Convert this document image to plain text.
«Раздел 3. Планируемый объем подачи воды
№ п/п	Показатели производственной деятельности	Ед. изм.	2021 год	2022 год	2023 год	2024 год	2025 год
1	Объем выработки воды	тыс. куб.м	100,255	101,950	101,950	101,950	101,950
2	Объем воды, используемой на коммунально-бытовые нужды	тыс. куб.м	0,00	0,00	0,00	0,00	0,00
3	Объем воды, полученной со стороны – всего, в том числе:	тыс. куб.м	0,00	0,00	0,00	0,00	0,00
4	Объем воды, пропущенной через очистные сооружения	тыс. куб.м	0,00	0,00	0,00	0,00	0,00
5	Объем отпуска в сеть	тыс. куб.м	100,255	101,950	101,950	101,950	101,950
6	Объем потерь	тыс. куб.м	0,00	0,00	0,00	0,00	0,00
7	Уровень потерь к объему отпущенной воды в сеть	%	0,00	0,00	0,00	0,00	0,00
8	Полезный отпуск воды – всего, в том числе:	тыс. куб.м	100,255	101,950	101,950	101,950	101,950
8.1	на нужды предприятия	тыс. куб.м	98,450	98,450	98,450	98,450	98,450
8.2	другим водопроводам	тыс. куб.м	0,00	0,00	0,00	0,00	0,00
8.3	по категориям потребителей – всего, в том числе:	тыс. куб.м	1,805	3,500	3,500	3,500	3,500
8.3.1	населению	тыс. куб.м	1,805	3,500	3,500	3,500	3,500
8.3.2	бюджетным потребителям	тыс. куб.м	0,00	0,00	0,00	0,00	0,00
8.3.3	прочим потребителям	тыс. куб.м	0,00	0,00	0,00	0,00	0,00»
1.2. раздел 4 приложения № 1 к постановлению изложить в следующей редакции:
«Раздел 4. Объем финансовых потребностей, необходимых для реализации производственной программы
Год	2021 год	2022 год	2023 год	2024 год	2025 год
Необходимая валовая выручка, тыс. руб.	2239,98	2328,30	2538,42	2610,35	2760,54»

The task
Which lines above contain "потерь"? Show each of them.

Correct response
6	Объем потерь	тыс. куб.м	0,00	0,00	0,00	0,00	0,00
7	Уровень потерь к объему отпущенной воды в сеть	%	0,00	0,00	0,00	0,00	0,00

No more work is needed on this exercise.